# Exercise brief:
In the records below, find each line with the word "Joint" and copy it.

# Stored rows:

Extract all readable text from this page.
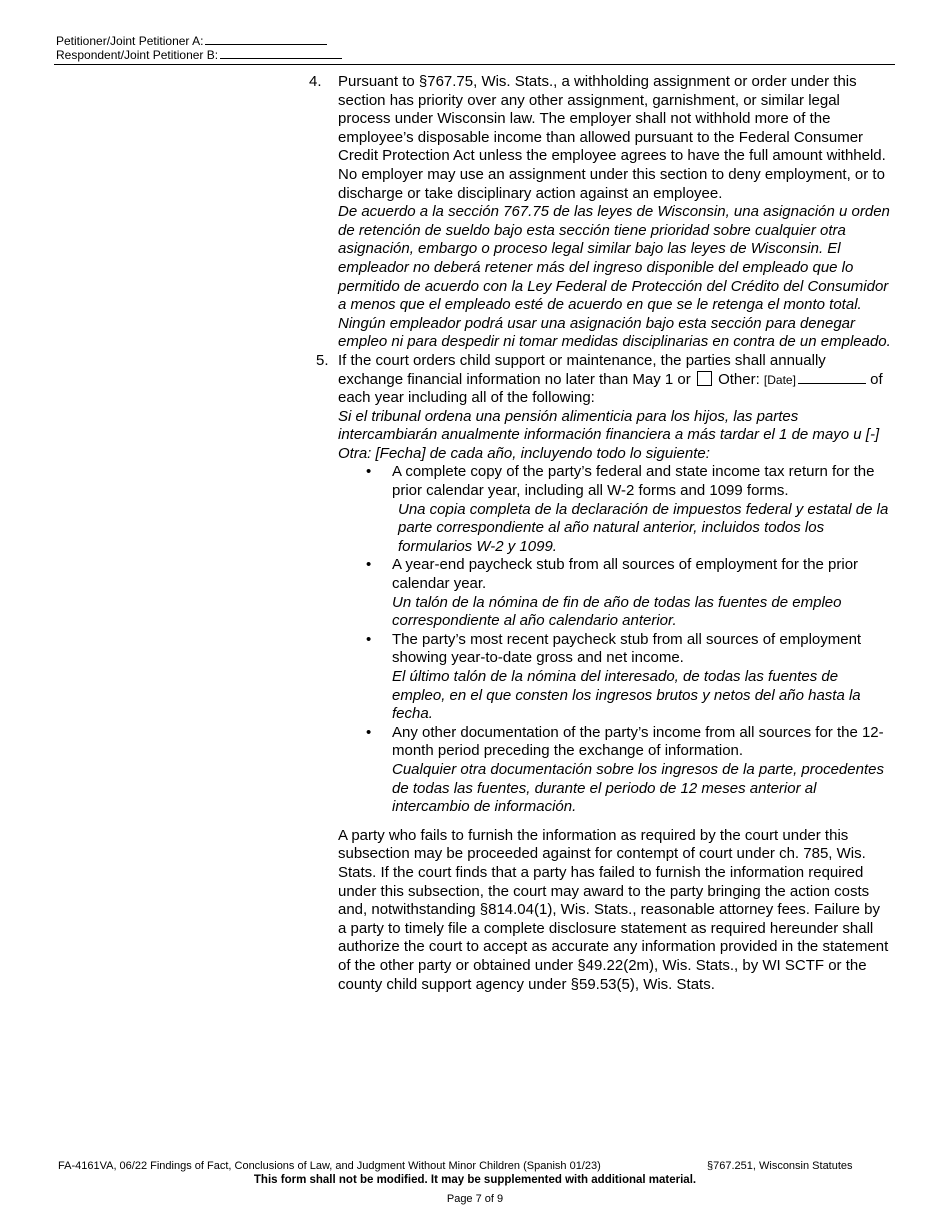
Petitioner/Joint Petitioner A:
Respondent/Joint Petitioner B:
4. Pursuant to §767.75, Wis. Stats., a withholding assignment or order under this section has priority over any other assignment, garnishment, or similar legal process under Wisconsin law. The employer shall not withhold more of the employee’s disposable income than allowed pursuant to the Federal Consumer Credit Protection Act unless the employee agrees to have the full amount withheld. No employer may use an assignment under this section to deny employment, or to discharge or take disciplinary action against an employee.
De acuerdo a la sección 767.75 de las leyes de Wisconsin, una asignación u orden de retención de sueldo bajo esta sección tiene prioridad sobre cualquier otra asignación, embargo o proceso legal similar bajo las leyes de Wisconsin. El empleador no deberá retener más del ingreso disponible del empleado que lo permitido de acuerdo con la Ley Federal de Protección del Crédito del Consumidor a menos que el empleado esté de acuerdo en que se le retenga el monto total. Ningún empleador podrá usar una asignación bajo esta sección para denegar empleo ni para despedir ni tomar medidas disciplinarias en contra de un empleado.
5. If the court orders child support or maintenance, the parties shall annually exchange financial information no later than May 1 or Other: [Date]	of each year including all of the following:
Si el tribunal ordena una pensión alimenticia para los hijos, las partes intercambiarán anualmente información financiera a más tardar el 1 de mayo u [-] Otra: [Fecha] de cada año, incluyendo todo lo siguiente:
• A complete copy of the party’s federal and state income tax return for the prior calendar year, including all W-2 forms and 1099 forms.
Una copia completa de la declaración de impuestos federal y estatal de la parte correspondiente al año natural anterior, incluidos todos los formularios W-2 y 1099.
• A year-end paycheck stub from all sources of employment for the prior calendar year.
Un talón de la nómina de fin de año de todas las fuentes de empleo correspondiente al año calendario anterior.
• The party’s most recent paycheck stub from all sources of employment showing year-to-date gross and net income.
El último talón de la nómina del interesado, de todas las fuentes de empleo, en el que consten los ingresos brutos y netos del año hasta la fecha.
• Any other documentation of the party’s income from all sources for the 12-month period preceding the exchange of information.
Cualquier otra documentación sobre los ingresos de la parte, procedentes de todas las fuentes, durante el periodo de 12 meses anterior al intercambio de información.
A party who fails to furnish the information as required by the court under this subsection may be proceeded against for contempt of court under ch. 785, Wis. Stats. If the court finds that a party has failed to furnish the information required under this subsection, the court may award to the party bringing the action costs and, notwithstanding §814.04(1), Wis. Stats., reasonable attorney fees. Failure by a party to timely file a complete disclosure statement as required hereunder shall authorize the court to accept as accurate any information provided in the statement of the other party or obtained under §49.22(2m), Wis. Stats., by WI SCTF or the county child support agency under §59.53(5), Wis. Stats.
FA-4161VA, 06/22 Findings of Fact, Conclusions of Law, and Judgment Without Minor Children (Spanish 01/23)	§767.251, Wisconsin Statutes
This form shall not be modified. It may be supplemented with additional material.
Page 7 of 9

# Expected answer:
Petitioner/Joint Petitioner A:
Respondent/Joint Petitioner B:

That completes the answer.